Directions for this task:
Search the records below for the word "content" and show every line where it occurs.

Stored records:
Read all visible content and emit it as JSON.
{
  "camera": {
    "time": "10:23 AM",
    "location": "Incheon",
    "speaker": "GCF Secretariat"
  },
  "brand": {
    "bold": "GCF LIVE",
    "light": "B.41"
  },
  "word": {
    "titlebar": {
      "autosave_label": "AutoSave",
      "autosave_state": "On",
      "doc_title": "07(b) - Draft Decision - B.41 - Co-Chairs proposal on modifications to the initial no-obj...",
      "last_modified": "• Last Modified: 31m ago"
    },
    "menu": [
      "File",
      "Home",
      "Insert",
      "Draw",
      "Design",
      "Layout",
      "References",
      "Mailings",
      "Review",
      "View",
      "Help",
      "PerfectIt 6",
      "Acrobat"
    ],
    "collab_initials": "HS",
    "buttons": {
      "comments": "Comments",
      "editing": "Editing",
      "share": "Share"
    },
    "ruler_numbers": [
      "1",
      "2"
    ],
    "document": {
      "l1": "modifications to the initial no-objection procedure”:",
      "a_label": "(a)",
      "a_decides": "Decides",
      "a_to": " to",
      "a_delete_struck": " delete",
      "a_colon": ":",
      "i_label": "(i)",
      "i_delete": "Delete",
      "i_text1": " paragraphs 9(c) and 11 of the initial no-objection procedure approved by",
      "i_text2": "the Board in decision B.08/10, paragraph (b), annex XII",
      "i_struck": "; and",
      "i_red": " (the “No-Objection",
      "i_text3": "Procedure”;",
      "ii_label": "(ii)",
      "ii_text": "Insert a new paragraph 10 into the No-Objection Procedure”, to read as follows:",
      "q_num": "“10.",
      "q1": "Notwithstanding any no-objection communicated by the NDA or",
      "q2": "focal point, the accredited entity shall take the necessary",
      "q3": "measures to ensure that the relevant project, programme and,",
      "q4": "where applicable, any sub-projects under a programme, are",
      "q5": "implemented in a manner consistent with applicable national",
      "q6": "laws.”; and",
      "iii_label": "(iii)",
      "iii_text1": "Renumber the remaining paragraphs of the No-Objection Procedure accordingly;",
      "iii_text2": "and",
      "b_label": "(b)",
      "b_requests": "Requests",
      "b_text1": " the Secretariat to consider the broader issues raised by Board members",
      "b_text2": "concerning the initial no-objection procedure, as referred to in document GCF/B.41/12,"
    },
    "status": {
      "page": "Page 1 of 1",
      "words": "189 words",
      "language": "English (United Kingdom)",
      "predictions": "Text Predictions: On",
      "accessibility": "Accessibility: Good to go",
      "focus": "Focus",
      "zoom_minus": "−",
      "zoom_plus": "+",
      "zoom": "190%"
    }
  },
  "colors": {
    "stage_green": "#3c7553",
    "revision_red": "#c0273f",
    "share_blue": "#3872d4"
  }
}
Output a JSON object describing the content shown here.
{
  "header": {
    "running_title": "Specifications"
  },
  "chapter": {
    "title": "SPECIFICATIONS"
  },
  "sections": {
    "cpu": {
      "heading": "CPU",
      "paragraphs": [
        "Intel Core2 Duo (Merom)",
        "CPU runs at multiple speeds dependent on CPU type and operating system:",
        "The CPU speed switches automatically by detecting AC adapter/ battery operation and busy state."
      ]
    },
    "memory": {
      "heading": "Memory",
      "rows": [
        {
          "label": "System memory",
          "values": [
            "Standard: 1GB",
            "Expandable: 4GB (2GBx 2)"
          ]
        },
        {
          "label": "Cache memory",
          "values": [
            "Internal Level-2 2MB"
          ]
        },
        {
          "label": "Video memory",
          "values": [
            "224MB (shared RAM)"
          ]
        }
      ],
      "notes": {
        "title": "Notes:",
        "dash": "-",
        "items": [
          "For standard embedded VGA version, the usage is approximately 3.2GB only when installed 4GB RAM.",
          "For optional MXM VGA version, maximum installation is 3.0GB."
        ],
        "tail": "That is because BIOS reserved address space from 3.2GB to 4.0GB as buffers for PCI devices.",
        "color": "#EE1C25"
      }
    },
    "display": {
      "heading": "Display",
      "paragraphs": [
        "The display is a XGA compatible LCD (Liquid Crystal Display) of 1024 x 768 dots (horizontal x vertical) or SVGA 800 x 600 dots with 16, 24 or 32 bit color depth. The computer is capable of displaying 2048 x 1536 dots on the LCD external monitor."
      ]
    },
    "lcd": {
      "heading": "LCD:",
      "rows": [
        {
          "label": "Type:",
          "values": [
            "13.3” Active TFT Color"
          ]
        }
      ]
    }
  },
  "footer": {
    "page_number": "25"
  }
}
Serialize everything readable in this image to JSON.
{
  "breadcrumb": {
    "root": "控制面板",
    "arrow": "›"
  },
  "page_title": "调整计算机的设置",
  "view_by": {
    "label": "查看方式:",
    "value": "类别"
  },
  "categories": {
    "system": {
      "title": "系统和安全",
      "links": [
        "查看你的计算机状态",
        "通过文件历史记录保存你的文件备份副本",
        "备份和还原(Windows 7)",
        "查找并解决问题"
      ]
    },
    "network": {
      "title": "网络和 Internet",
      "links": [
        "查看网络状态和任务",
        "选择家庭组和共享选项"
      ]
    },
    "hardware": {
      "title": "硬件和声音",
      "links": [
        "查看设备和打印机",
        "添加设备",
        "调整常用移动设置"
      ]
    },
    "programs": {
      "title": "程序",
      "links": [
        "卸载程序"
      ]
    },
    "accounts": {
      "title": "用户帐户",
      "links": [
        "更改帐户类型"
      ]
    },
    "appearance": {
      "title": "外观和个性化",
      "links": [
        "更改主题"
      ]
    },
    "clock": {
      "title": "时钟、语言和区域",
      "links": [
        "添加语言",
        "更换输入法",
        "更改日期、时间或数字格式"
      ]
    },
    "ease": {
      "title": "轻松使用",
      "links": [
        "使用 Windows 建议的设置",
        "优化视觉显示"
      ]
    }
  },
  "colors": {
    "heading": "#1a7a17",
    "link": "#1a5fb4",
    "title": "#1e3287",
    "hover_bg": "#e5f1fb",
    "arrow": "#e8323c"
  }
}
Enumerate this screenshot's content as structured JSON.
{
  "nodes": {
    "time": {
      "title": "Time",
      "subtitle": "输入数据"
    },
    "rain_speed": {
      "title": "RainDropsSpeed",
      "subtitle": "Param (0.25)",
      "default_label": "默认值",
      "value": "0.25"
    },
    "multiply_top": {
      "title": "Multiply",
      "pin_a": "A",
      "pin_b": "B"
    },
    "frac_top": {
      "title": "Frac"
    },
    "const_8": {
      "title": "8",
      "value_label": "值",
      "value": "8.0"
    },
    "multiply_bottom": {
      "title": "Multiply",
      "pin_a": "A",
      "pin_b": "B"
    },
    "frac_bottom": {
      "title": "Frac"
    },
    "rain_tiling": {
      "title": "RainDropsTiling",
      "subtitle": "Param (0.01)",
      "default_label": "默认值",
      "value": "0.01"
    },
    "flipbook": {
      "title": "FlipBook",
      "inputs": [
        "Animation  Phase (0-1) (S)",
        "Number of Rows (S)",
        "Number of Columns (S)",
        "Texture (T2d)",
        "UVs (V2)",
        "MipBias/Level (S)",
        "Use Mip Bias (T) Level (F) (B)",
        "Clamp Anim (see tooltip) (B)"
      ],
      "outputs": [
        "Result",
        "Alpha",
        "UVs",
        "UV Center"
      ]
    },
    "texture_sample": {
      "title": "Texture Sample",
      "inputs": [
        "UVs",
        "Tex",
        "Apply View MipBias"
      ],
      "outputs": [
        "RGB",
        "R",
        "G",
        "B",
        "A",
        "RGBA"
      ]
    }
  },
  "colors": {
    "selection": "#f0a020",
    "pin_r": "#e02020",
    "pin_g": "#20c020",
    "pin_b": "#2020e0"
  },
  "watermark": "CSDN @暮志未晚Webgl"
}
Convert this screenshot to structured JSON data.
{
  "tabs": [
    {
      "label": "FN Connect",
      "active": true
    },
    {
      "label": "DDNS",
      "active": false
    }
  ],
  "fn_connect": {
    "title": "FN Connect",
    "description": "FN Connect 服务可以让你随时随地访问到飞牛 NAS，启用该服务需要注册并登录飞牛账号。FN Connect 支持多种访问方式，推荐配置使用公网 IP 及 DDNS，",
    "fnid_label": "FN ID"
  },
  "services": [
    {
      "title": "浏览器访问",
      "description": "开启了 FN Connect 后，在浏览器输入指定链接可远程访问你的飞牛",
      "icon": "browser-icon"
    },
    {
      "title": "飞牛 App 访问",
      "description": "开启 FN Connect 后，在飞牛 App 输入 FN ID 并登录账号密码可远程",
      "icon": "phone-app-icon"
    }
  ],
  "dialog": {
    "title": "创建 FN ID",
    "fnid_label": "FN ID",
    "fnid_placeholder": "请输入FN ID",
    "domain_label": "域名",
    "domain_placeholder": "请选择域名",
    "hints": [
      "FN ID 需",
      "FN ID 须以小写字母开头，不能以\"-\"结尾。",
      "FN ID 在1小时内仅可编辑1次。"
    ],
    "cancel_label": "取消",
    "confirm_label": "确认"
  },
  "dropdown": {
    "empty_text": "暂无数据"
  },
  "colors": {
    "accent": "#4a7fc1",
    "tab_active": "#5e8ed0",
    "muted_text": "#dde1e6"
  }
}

Response below:
Read all visible content and emit it as JSON.
Output a JSON object describing the content shown here.
Enumerate this screenshot's content as structured JSON.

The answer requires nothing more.